*INFORMATION GIVEN*
>> BEGIN

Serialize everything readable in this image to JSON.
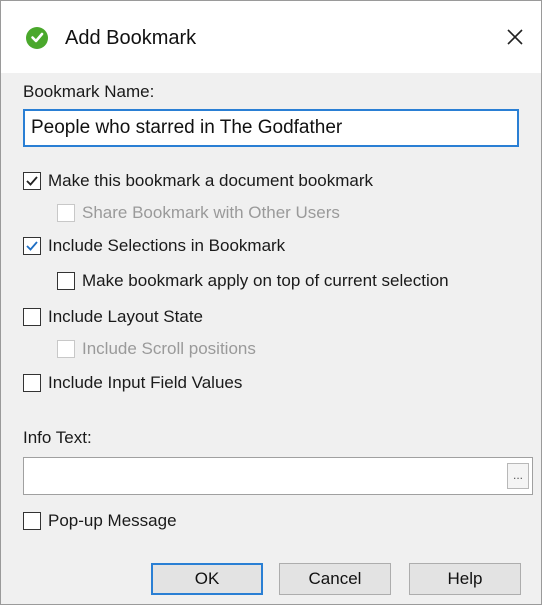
{
  "window": {
    "title": "Add Bookmark",
    "close_glyph": "✕"
  },
  "form": {
    "name_label": "Bookmark Name:",
    "name_value": "People who starred in The Godfather",
    "options": {
      "document_bookmark": {
        "label": "Make this bookmark a document bookmark",
        "checked": true,
        "enabled": true
      },
      "share_with_users": {
        "label": "Share Bookmark with Other Users",
        "checked": false,
        "enabled": false
      },
      "include_selections": {
        "label": "Include Selections in Bookmark",
        "checked": true,
        "enabled": true
      },
      "apply_on_top": {
        "label": "Make bookmark apply on top of current selection",
        "checked": false,
        "enabled": true
      },
      "include_layout": {
        "label": "Include Layout State",
        "checked": false,
        "enabled": true
      },
      "include_scroll": {
        "label": "Include Scroll positions",
        "checked": false,
        "enabled": false
      },
      "include_input_fields": {
        "label": "Include Input Field Values",
        "checked": false,
        "enabled": true
      }
    },
    "info_label": "Info Text:",
    "info_value": "",
    "browse_label": "...",
    "popup": {
      "label": "Pop-up Message",
      "checked": false,
      "enabled": true
    }
  },
  "buttons": {
    "ok": "OK",
    "cancel": "Cancel",
    "help": "Help"
  },
  "colors": {
    "accent": "#2a7fd4",
    "check_blue": "#1f6fc4",
    "check_dark": "#222222",
    "app_green": "#4aa82c"
  },
  "icons": {
    "app": "qlikview-logo-icon",
    "close": "close-icon",
    "check": "checkmark-icon"
  }
}
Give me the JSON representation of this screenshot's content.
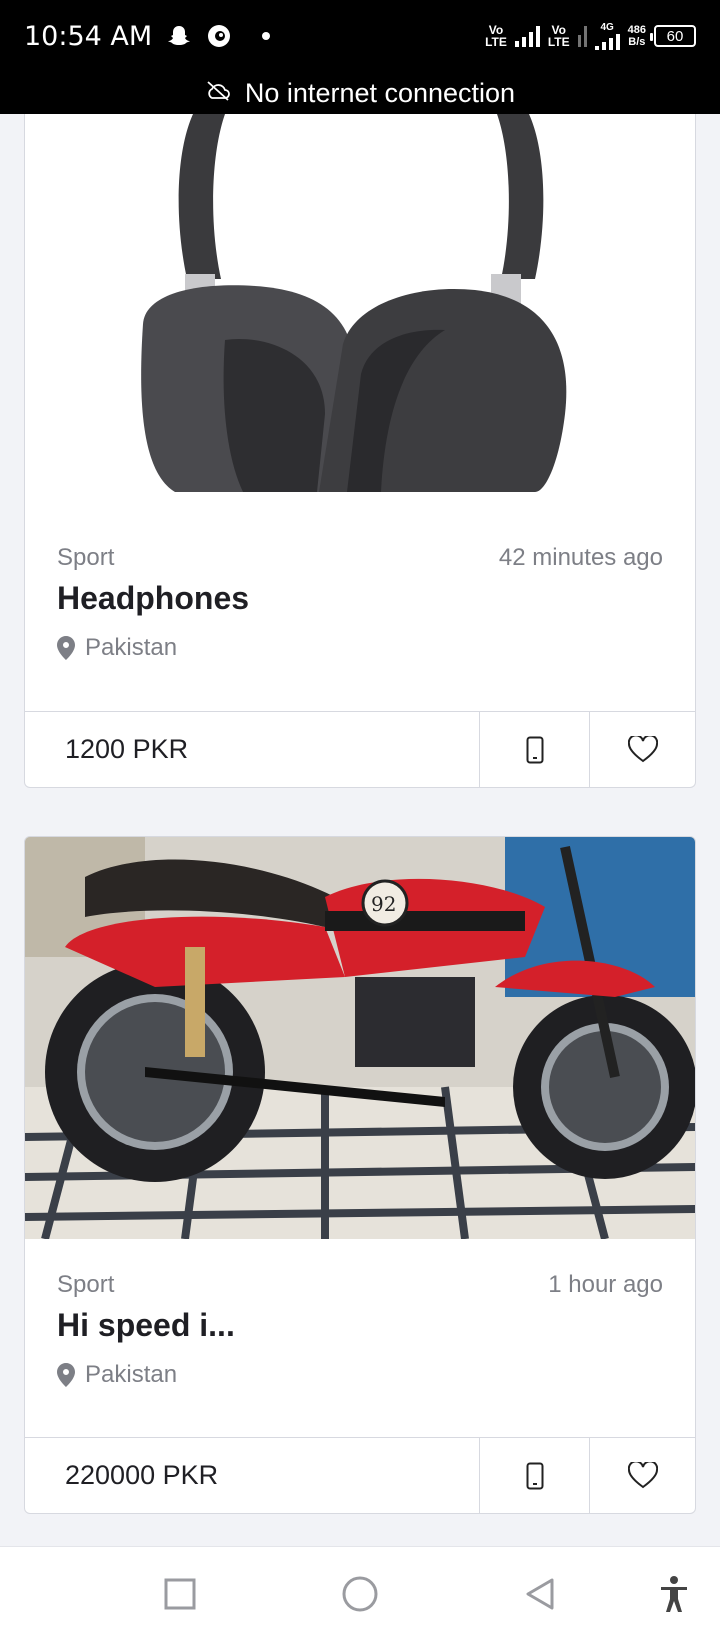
{
  "status_bar": {
    "time": "10:54 AM",
    "sim1_label_top": "Vo",
    "sim1_label_bottom": "LTE",
    "sim2_label_top": "Vo",
    "sim2_label_bottom": "LTE",
    "network_type": "4G",
    "speed_value": "486",
    "speed_unit": "B/s",
    "battery": "60"
  },
  "banner": {
    "text": "No internet connection",
    "icon": "cloud-off-icon"
  },
  "listings": [
    {
      "category": "Sport",
      "time_ago": "42 minutes ago",
      "title": "Headphones",
      "location": "Pakistan",
      "price": "1200 PKR",
      "image": "headphones-photo"
    },
    {
      "category": "Sport",
      "time_ago": "1 hour ago",
      "title": "Hi speed i...",
      "location": "Pakistan",
      "price": "220000 PKR",
      "image": "motorcycle-photo"
    }
  ],
  "nav": {
    "recents": "square-icon",
    "home": "circle-icon",
    "back": "triangle-back-icon",
    "accessibility": "accessibility-icon"
  },
  "colors": {
    "background": "#f2f3f7",
    "card_border": "#d7d9e0",
    "muted_text": "#7d7f86",
    "status_bar": "#000000",
    "motorcycle_red": "#d4202a"
  }
}
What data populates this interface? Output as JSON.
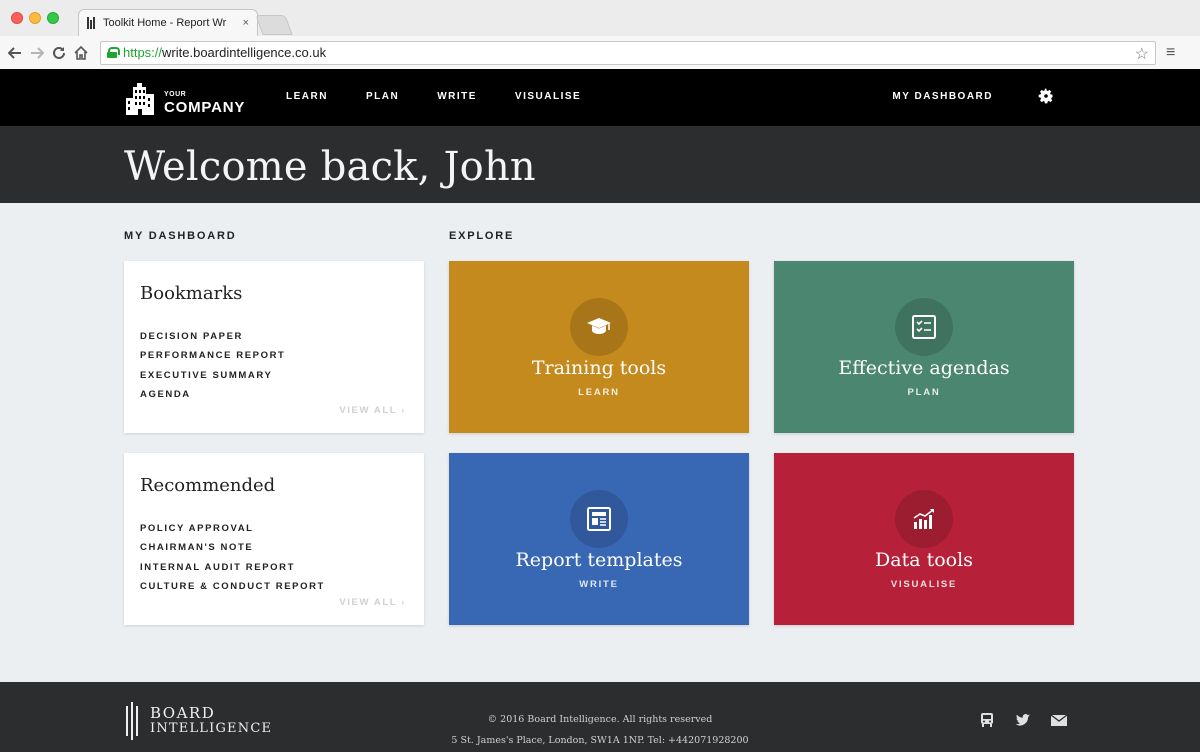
{
  "browser": {
    "tab_title": "Toolkit Home - Report Wr",
    "tab_close": "×",
    "url_protocol": "https://",
    "url_rest": "write.boardintelligence.co.uk"
  },
  "header": {
    "logo_small": "YOUR",
    "logo_large": "COMPANY",
    "nav": [
      "LEARN",
      "PLAN",
      "WRITE",
      "VISUALISE"
    ],
    "right_link": "MY DASHBOARD"
  },
  "hero": {
    "title": "Welcome back, John"
  },
  "dashboard": {
    "label": "MY DASHBOARD",
    "bookmarks": {
      "title": "Bookmarks",
      "items": [
        "DECISION PAPER",
        "PERFORMANCE REPORT",
        "EXECUTIVE SUMMARY",
        "AGENDA"
      ],
      "view_all": "VIEW ALL ›"
    },
    "recommended": {
      "title": "Recommended",
      "items": [
        "POLICY APPROVAL",
        "CHAIRMAN'S NOTE",
        "INTERNAL AUDIT REPORT",
        "CULTURE & CONDUCT REPORT"
      ],
      "view_all": "VIEW ALL ›"
    }
  },
  "explore": {
    "label": "EXPLORE",
    "tiles": [
      {
        "title": "Training tools",
        "subtitle": "LEARN",
        "color": "#c48a1e",
        "icon": "graduation-cap-icon"
      },
      {
        "title": "Effective agendas",
        "subtitle": "PLAN",
        "color": "#4a8670",
        "icon": "checklist-icon"
      },
      {
        "title": "Report templates",
        "subtitle": "WRITE",
        "color": "#3867b4",
        "icon": "document-icon"
      },
      {
        "title": "Data tools",
        "subtitle": "VISUALISE",
        "color": "#b62139",
        "icon": "bar-chart-icon"
      }
    ]
  },
  "footer": {
    "logo_line1": "BOARD",
    "logo_line2": "INTELLIGENCE",
    "copyright": "© 2016 Board Intelligence. All rights reserved",
    "address": "5 St. James's Place, London, SW1A 1NP. Tel: +442071928200",
    "icons": [
      "bus-icon",
      "twitter-icon",
      "mail-icon"
    ]
  }
}
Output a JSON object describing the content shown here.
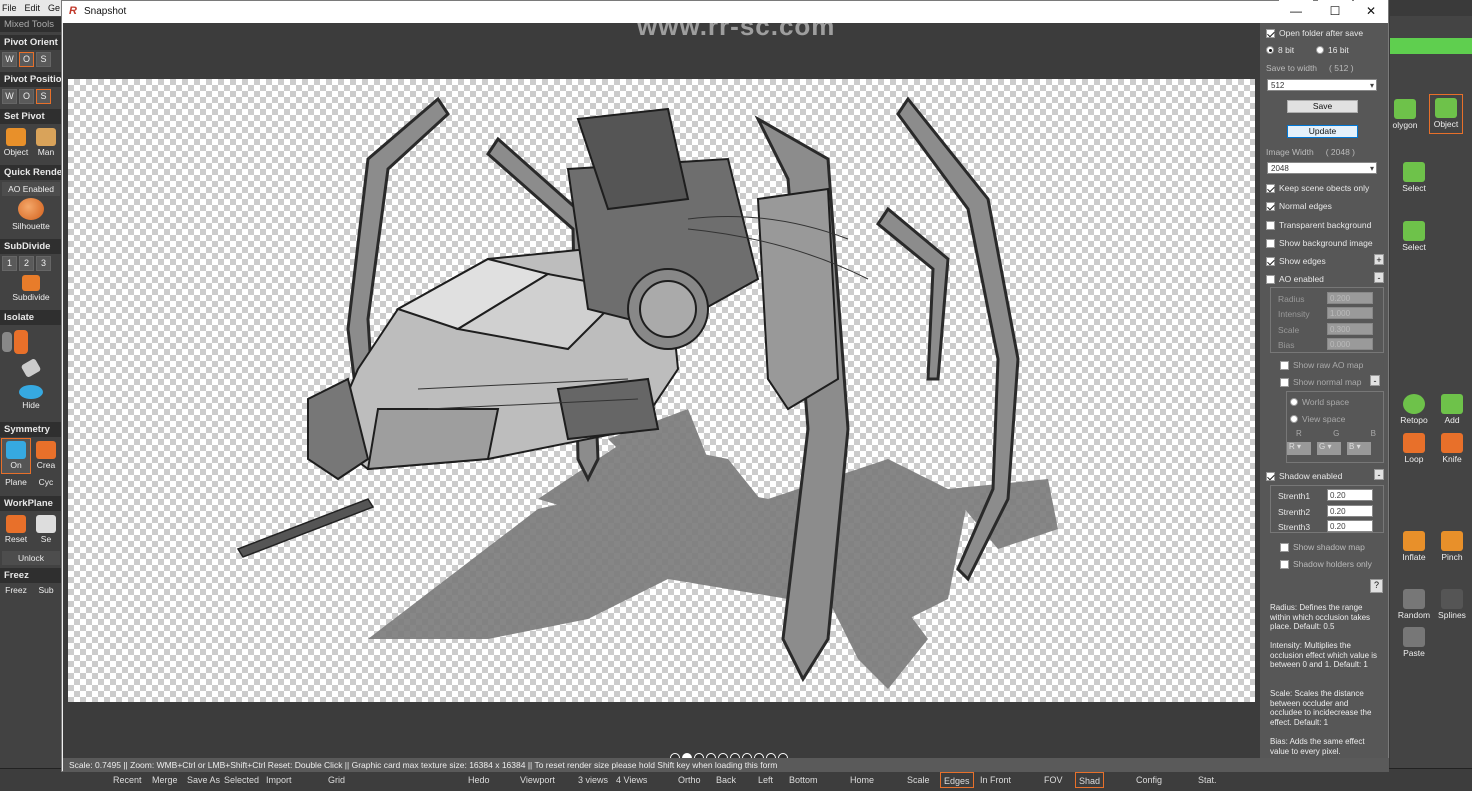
{
  "menubar": {
    "items": [
      "File",
      "Edit",
      "Ge"
    ]
  },
  "left_panel": {
    "mixed_tools": "Mixed Tools",
    "pivot_orient": "Pivot Orient",
    "pivot_orient_btns": [
      "W",
      "O",
      "S"
    ],
    "pivot_position": "Pivot Positio",
    "pivot_position_btns": [
      "W",
      "O",
      "S"
    ],
    "set_pivot": "Set Pivot",
    "object": "Object",
    "manual": "Man",
    "quick_render": "Quick Rende",
    "ao_enabled": "AO Enabled",
    "silhouette": "Silhouette",
    "subdivide_header": "SubDivide",
    "subdivide_levels": [
      "1",
      "2",
      "3"
    ],
    "subdivide": "Subdivide",
    "isolate": "Isolate",
    "hide": "Hide",
    "symmetry": "Symmetry",
    "on": "On",
    "create": "Crea",
    "plane": "Plane",
    "cycle": "Cyc",
    "workplane": "WorkPlane",
    "reset": "Reset",
    "set": "Se",
    "unlock": "Unlock",
    "freez_header": "Freez",
    "freez": "Freez",
    "sub": "Sub"
  },
  "right_panel": {
    "polygon": "olygon",
    "object": "Object",
    "select1": "Select",
    "select2": "Select",
    "retopo": "Retopo",
    "add": "Add",
    "loop": "Loop",
    "knife": "Knife",
    "inflate": "Inflate",
    "pinch": "Pinch",
    "random": "Random",
    "splines": "Splines",
    "paste": "Paste"
  },
  "bottom_bar": [
    "Recent",
    "Merge",
    "Save As",
    "Selected",
    "Import",
    "Grid",
    "Hedo",
    "Viewport",
    "3 views",
    "4 Views",
    "Ortho",
    "Back",
    "Left",
    "Bottom",
    "Home",
    "Scale",
    "Edges",
    "In Front",
    "FOV",
    "Shad",
    "Config",
    "Stat."
  ],
  "window": {
    "title": "Snapshot",
    "minimize": "—",
    "maximize": "☐",
    "close": "✕"
  },
  "watermark": "www.rr-sc.com",
  "status": "Scale: 0.7495   ||   Zoom: WMB+Ctrl or LMB+Shift+Ctrl   Reset: Double Click   ||   Graphic card max texture size: 16384 x 16384   ||   To reset render size please hold Shift key when loading this form",
  "options": {
    "open_folder": "Open folder after save",
    "bit8": "8 bit",
    "bit16": "16 bit",
    "save_to_width": "Save to width",
    "save_to_width_val": "( 512 )",
    "save_width_select": "512",
    "save": "Save",
    "update": "Update",
    "image_width": "Image Width",
    "image_width_val": "( 2048 )",
    "image_width_select": "2048",
    "keep_scene": "Keep scene obects only",
    "normal_edges": "Normal edges",
    "transparent_bg": "Transparent background",
    "show_bg_image": "Show background image",
    "show_edges": "Show edges",
    "ao_enabled": "AO enabled",
    "radius": "Radius",
    "radius_val": "0.200",
    "intensity": "Intensity",
    "intensity_val": "1.000",
    "scale": "Scale",
    "scale_val": "0.300",
    "bias": "Bias",
    "bias_val": "0.000",
    "show_raw_ao": "Show raw AO map",
    "show_normal_map": "Show normal map",
    "world_space": "World space",
    "view_space": "View space",
    "r": "R",
    "g": "G",
    "b": "B",
    "shadow_enabled": "Shadow enabled",
    "strenth1": "Strenth1",
    "strenth1_val": "0.20",
    "strenth2": "Strenth2",
    "strenth2_val": "0.20",
    "strenth3": "Strenth3",
    "strenth3_val": "0.20",
    "show_shadow_map": "Show shadow map",
    "shadow_holders": "Shadow holders only",
    "help_btn": "?",
    "help_radius": "Radius: Defines the range within which occlusion takes place. Default: 0.5",
    "help_intensity": "Intensity: Multiplies the occlusion effect which value is between 0 and 1. Default: 1",
    "help_scale": "Scale: Scales the distance between occluder and occludee to incidecrease the effect. Default: 1",
    "help_bias": "Bias: Adds the same effect value to every pixel."
  }
}
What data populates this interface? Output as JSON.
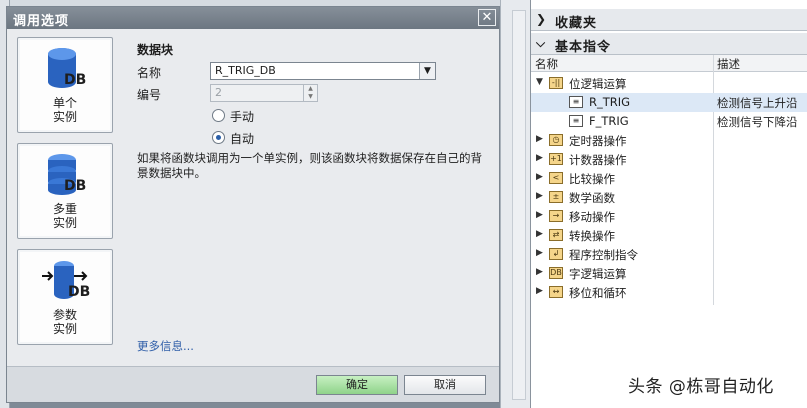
{
  "dialog": {
    "title": "调用选项",
    "close": "✕",
    "instances": [
      {
        "line1": "单个",
        "line2": "实例"
      },
      {
        "line1": "多重",
        "line2": "实例"
      },
      {
        "line1": "参数",
        "line2": "实例"
      }
    ],
    "db_badge": "DB",
    "section_title": "数据块",
    "name_label": "名称",
    "name_value": "R_TRIG_DB",
    "number_label": "编号",
    "number_value": "2",
    "radio_manual": "手动",
    "radio_auto": "自动",
    "description": "如果将函数块调用为一个单实例，则该函数块将数据保存在自己的背景数据块中。",
    "more_info": "更多信息...",
    "ok": "确定",
    "cancel": "取消"
  },
  "panel": {
    "favorites": "收藏夹",
    "basic": "基本指令",
    "col_name": "名称",
    "col_desc": "描述",
    "bit_logic": "位逻辑运算",
    "rtrig": "R_TRIG",
    "rtrig_desc": "检测信号上升沿",
    "ftrig": "F_TRIG",
    "ftrig_desc": "检测信号下降沿",
    "items": [
      "定时器操作",
      "计数器操作",
      "比较操作",
      "数学函数",
      "移动操作",
      "转换操作",
      "程序控制指令",
      "字逻辑运算",
      "移位和循环"
    ]
  },
  "watermark": "头条 @栋哥自动化"
}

>> END

*WRITTEN TASK*
Give only a number: how many lines of the data hold the string "space"?

*SOLVED PROBLEM*
2